> EXTRACT
────────────────────────────────────────

Chest X‐ray, cranial TC, and standard laboratory findings were all within normal limits. All patients recovered and no sequelae were recorded. The duration of the symptoms as well as of hospitalization ranged from 3 to 5 days for all patients.

All of them, including those who did not develop symptoms, had drunk tap water in a hostel 1 day before returning to Italy, ie, 2 to 3 days before the symptoms onset, and this was probably the only risk factor for enterovirus infections, compatible with the incubation period.

Discussion and Conclusions

Every year about 80 million people travel from industrialized countries to developing regions. 8 Wilson et al. reported that a substantial proportion (22%) of returned travelers with fever have an unspecified febrile episode. 3 In studies of patients in a tertiary care hospital, unidentified febrile syndrome accounted for 21% of cases, 9 25% of cases among in‐patients were not diagnosed, 10 and “viral illness” accounted for 34% of cases among children. 11

Steffen et al. states that health problems (related or unrelated to travel) are reported by 22% to 64% of travelers to the developing world: most of these diseases are mild and self‐limited, such as diarrhoea, as the most frequent illness occurring in 13.6% to 54.6% of travelers depends on travel conditions and destinations. 12

Many of these cases remain undiagnosed due either to lack of laboratory facilities or to self‐limiting short‐duration diseases. As our report shows, enteroviruses may play a role in undiagnosed fevers in travelers. Clinical suspicion and the availability of adequate diagnostic facilities may limit the number of undiagnosed cases.

The transmission of enteroviruses is abetted by poor sanitary conditions and may occur via numerous routes including contaminated water, food, and fomites. In this cluster of cases, all patients were probably infected from the same source, because they became ill at the same time and no secondary cases (family or health personnel) were reported. Under these circumstances the cause seems to have been the contaminated tap water they drank in the hostel the day before returning to Italy; but in spite of this suspicion, the cause of the outbreak was not completely confirmed and remains speculative, although the clustering of the dates of onset (all from 48 to 72 h after return) clearly suggest a common source of exposure.

────────────────────────────────────────

> LISTED RECORDS
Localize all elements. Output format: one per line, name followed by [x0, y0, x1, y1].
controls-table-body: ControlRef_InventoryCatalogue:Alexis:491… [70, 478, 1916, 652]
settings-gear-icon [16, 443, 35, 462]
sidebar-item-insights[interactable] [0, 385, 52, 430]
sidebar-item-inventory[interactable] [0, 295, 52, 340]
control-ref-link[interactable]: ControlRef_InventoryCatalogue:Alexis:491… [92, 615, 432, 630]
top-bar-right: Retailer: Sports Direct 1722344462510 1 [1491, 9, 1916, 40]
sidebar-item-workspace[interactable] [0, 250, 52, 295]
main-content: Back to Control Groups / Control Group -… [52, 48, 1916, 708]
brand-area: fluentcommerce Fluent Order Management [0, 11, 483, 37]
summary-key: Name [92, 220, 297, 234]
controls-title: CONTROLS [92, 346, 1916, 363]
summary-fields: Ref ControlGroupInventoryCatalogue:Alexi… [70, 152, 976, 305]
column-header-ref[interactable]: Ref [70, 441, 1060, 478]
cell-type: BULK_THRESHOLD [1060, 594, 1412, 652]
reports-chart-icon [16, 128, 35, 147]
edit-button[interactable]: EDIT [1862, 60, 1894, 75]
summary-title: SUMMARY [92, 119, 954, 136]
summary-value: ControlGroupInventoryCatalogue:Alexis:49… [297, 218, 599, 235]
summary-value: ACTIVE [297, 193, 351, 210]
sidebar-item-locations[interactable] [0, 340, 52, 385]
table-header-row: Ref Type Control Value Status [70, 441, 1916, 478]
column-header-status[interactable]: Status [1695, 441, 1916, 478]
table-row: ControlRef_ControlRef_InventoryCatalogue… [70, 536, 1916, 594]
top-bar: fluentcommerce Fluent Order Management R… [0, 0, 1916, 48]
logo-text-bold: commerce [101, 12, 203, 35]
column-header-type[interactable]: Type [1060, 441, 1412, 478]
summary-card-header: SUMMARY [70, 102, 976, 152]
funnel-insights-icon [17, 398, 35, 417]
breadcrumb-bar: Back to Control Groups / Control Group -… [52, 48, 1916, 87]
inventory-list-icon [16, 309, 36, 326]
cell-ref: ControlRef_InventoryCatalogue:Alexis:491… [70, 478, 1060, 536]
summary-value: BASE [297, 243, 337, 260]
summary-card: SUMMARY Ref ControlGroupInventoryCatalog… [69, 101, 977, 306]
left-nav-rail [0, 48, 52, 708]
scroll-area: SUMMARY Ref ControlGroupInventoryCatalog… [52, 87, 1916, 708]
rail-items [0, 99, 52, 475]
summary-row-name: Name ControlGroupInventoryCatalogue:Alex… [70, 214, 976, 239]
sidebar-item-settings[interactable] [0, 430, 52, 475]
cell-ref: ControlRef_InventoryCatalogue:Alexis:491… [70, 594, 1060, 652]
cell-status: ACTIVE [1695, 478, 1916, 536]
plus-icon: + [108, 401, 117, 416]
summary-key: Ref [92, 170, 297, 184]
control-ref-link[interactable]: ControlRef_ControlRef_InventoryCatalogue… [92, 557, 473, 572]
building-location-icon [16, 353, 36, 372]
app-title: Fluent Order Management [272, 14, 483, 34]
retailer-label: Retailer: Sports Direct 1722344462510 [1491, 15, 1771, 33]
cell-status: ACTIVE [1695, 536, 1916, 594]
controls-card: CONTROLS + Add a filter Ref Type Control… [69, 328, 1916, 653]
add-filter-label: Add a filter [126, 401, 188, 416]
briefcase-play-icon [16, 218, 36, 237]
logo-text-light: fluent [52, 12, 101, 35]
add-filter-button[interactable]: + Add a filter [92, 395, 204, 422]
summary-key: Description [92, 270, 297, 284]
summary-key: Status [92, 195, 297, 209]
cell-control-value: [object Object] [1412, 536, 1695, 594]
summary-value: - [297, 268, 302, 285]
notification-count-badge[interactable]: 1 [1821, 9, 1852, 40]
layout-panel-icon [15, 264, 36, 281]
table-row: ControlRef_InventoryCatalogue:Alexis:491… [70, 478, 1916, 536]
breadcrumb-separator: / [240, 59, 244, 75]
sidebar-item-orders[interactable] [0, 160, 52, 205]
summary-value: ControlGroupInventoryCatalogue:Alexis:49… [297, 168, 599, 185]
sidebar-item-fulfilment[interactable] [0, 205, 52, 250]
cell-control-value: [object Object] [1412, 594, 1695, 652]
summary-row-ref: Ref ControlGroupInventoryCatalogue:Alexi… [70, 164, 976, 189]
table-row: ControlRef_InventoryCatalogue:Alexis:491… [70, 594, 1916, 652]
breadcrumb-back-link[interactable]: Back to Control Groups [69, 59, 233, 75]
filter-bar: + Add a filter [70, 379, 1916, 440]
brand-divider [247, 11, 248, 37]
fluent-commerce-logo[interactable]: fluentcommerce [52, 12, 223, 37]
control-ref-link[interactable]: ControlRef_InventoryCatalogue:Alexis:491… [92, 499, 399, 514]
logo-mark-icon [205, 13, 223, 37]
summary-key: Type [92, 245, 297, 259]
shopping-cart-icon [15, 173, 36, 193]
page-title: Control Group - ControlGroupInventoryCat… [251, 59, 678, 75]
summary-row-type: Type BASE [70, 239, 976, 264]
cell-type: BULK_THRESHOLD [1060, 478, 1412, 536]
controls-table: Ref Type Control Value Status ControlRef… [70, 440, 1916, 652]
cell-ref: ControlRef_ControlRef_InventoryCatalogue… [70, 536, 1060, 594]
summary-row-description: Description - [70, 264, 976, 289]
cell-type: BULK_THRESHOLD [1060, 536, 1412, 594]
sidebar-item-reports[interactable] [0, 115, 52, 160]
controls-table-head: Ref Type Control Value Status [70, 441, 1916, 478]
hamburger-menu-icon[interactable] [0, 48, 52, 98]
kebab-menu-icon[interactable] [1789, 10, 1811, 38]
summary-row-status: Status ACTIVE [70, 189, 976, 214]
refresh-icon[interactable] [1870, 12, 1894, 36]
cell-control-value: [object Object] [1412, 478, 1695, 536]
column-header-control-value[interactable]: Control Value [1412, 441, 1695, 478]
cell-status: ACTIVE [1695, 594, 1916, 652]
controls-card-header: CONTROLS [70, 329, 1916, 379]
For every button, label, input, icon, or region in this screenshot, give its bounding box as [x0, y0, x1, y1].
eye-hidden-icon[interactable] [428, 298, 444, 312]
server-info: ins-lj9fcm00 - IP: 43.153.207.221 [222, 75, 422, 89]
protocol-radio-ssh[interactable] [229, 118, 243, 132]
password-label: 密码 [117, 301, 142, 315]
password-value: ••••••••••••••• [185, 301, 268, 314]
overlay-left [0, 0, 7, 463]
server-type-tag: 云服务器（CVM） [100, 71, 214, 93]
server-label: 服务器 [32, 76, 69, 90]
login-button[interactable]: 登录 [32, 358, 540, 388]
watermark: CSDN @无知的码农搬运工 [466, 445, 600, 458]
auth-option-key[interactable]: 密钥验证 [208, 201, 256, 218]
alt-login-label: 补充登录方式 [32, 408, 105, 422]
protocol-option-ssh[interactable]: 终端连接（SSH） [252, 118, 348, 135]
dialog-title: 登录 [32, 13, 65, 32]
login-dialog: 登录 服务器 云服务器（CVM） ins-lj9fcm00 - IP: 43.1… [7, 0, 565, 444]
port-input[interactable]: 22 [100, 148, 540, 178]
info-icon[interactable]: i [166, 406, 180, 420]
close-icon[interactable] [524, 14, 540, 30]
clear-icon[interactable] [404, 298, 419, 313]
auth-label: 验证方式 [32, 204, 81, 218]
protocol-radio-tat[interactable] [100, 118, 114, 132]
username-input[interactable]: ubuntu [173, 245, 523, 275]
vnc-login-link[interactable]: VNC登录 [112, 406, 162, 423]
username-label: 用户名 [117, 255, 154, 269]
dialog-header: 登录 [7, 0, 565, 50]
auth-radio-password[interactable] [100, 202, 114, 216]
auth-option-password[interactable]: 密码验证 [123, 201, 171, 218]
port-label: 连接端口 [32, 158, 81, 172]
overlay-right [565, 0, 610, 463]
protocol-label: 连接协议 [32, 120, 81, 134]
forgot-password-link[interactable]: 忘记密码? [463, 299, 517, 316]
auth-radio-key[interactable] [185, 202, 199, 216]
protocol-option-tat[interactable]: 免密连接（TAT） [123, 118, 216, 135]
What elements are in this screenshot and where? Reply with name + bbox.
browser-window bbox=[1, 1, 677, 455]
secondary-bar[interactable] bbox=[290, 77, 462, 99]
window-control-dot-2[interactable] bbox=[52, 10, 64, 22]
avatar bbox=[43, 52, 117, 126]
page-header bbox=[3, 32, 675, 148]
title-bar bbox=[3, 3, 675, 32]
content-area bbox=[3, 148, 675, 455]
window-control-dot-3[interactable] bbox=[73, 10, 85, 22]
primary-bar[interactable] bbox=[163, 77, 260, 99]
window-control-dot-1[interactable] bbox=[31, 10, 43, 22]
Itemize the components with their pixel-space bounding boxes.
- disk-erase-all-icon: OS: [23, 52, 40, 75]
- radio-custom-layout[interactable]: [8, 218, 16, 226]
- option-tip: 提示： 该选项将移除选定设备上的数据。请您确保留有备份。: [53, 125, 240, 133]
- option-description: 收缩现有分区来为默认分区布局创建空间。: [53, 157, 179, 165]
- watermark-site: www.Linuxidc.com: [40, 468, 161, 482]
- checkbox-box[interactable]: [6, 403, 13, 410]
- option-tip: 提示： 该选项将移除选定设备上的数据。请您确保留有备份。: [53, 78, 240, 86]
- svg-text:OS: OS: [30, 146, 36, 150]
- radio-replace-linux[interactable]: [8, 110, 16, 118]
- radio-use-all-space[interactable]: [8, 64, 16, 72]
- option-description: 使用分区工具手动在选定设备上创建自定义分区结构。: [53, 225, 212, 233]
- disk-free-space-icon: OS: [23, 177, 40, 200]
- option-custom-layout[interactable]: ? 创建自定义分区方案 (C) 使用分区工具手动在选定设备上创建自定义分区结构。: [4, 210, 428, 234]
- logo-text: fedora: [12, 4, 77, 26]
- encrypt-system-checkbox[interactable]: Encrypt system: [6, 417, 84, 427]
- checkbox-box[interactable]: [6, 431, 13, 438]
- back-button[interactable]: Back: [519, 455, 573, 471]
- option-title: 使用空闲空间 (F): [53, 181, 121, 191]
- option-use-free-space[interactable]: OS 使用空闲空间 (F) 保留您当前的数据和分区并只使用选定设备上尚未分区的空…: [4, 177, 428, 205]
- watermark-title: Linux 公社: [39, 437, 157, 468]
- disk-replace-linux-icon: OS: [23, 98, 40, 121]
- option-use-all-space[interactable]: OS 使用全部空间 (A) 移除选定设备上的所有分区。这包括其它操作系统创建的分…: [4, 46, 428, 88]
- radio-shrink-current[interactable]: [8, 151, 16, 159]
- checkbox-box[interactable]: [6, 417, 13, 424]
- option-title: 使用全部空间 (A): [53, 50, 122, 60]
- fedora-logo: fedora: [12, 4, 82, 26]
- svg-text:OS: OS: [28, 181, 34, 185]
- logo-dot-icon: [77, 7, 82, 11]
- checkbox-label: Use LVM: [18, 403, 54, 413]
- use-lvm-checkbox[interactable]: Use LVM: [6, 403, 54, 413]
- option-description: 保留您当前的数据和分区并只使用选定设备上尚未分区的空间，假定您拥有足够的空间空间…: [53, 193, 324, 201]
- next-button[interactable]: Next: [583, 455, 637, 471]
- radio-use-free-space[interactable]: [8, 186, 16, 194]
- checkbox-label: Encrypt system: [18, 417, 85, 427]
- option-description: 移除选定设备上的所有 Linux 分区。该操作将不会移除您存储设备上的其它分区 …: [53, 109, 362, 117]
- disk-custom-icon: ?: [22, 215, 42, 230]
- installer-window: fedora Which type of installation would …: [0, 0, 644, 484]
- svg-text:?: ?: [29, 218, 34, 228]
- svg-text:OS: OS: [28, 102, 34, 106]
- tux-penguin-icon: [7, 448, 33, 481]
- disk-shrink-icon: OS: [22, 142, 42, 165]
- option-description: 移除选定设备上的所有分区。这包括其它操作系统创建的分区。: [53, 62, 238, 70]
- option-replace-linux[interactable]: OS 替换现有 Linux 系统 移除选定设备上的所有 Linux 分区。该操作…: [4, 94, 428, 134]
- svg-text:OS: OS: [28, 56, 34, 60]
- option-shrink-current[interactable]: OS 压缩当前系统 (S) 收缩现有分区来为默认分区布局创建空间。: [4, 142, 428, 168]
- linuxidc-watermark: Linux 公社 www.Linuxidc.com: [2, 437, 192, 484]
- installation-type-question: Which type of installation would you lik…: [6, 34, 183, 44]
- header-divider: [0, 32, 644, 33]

────────────────────────────────────────

> INSTRUCTIONS
a. Answer these questions from the enterovirus report:
(i) How long did the symptoms and the hospitalization last for the patients?
(ii) About how many people travel each year from industrialized countries to developing regions?
(iii) By what routes may enteroviruses be transmitted?
b. From the enterovirus report, extract the part that opens with the words containing "The transmission of" and closes with "source of exposure.".

> LIST OF SOLUTIONS
a.
(i) From 3 to 5 days for all patients.
(ii) About 80 million.
(iii) Contaminated water, food, and fomites.

b.
The transmission of enteroviruses is abetted by poor sanitary conditions and may occur via numerous routes including contaminated water, food, and fomites. In this cluster of cases, all patients were probably infected from the same source, because they became ill at the same time and no secondary cases (family or health personnel) were reported. Under these circumstances the cause seems to have been the contaminated tap water they drank in the hostel the day before returning to Italy; but in spite of this suspicion, the cause of the outbreak was not completely confirmed and remains speculative, although the clustering of the dates of onset (all from 48 to 72 h after return) clearly suggest a common source of exposure.